§ **EXERCISE AIM**: How many lines in the listing below include the word "Dantas"? Answer with the number and nothing else.

§ **SUPPLIED DATA**:
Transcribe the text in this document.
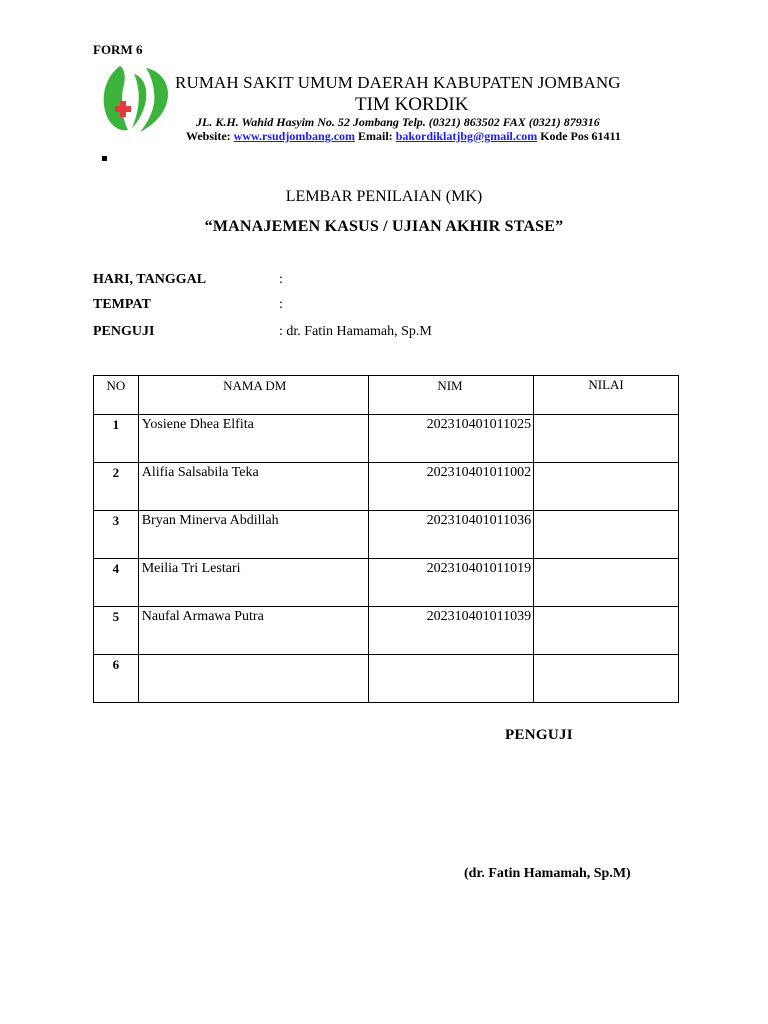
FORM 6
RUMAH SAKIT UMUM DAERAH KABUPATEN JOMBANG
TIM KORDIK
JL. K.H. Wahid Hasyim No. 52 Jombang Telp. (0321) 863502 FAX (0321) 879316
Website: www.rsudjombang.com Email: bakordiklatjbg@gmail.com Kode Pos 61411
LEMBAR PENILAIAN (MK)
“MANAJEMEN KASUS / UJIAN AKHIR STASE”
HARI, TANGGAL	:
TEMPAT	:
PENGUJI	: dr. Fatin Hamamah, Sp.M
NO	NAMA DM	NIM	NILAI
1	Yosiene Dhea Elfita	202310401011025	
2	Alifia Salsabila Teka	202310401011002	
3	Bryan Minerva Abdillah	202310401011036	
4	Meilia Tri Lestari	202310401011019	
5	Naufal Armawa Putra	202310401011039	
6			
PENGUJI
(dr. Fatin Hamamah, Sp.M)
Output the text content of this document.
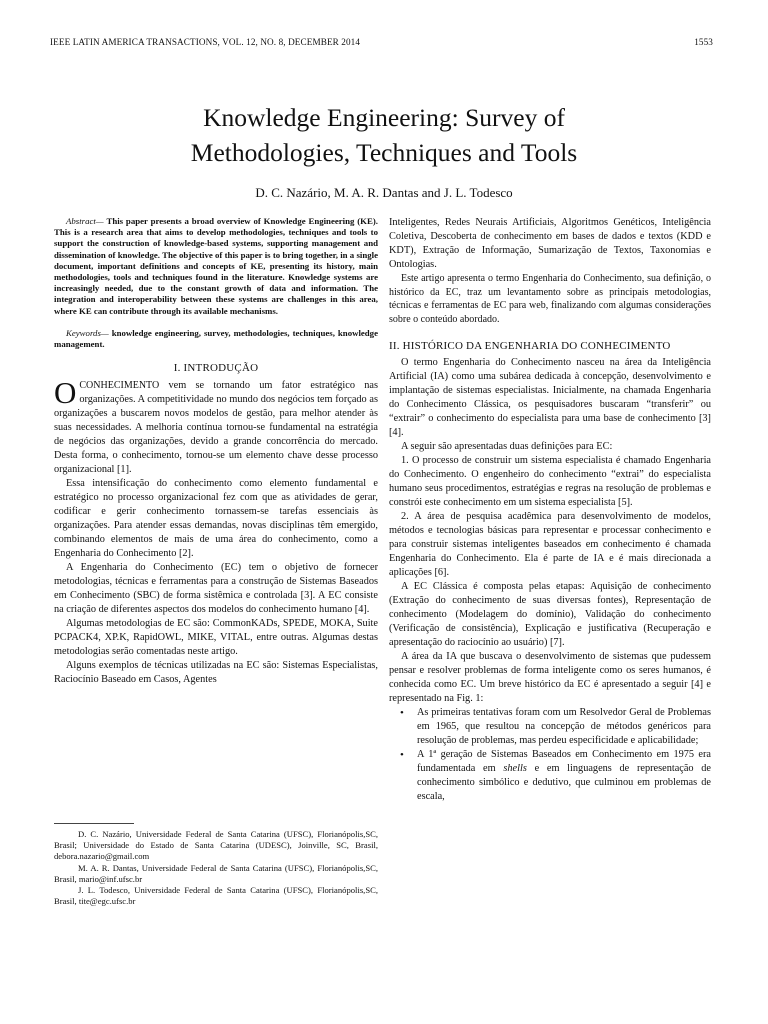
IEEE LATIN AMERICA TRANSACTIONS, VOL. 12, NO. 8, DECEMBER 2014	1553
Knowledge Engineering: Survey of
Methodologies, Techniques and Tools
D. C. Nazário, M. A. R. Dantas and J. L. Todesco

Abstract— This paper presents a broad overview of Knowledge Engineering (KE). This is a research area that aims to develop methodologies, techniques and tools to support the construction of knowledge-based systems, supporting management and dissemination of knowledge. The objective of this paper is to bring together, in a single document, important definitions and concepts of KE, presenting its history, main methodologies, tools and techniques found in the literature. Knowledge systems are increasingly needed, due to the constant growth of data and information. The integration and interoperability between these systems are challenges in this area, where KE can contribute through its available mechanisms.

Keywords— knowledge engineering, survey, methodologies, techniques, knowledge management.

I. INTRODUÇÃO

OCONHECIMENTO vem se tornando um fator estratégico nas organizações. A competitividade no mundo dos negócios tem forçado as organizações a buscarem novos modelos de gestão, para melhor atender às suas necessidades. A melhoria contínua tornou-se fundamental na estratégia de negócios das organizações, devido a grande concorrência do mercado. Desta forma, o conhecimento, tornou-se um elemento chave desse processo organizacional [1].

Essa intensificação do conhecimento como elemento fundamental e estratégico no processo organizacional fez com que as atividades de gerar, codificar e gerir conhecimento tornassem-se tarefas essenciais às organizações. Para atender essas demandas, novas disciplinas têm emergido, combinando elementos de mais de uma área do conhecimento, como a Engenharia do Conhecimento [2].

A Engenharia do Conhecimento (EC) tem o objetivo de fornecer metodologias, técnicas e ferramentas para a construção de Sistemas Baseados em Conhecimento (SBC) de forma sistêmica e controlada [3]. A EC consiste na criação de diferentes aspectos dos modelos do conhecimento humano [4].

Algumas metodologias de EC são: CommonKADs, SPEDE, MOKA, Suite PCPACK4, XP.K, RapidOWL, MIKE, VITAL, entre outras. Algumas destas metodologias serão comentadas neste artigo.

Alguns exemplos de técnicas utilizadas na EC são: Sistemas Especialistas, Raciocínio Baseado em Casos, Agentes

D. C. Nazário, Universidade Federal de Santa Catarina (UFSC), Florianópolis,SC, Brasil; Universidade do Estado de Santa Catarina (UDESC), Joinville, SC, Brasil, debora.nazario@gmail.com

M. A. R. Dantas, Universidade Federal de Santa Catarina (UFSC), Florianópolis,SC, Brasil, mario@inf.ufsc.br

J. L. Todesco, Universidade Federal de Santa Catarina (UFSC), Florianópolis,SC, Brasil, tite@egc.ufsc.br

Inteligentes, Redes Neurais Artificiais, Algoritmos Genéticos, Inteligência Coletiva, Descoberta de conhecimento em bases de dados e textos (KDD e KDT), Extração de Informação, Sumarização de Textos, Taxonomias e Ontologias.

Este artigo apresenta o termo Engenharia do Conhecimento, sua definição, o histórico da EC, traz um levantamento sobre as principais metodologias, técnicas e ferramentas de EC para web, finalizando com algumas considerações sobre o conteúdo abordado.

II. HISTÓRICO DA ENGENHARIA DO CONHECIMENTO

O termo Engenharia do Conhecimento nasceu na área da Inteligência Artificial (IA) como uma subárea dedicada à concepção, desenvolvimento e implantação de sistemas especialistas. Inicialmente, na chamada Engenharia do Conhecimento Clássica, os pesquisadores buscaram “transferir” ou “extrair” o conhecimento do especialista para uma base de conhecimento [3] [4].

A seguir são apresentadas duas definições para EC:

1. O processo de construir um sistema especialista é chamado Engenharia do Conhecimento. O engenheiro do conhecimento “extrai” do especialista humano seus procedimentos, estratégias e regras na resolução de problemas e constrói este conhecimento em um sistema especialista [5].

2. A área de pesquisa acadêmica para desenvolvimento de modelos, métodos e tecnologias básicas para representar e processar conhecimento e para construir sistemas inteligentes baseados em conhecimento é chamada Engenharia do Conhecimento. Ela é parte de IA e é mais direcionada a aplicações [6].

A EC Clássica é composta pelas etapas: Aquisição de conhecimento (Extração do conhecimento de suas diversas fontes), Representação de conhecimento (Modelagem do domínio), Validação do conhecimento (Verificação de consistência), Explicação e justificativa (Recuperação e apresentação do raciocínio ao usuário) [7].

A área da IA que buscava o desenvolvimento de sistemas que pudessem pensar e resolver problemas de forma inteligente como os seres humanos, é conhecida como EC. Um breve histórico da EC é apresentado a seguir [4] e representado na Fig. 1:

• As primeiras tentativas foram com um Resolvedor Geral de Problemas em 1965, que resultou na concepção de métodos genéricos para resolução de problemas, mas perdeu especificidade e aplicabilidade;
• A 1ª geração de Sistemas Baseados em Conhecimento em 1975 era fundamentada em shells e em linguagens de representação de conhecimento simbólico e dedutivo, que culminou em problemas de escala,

§ **ANSWER BELOW**: 2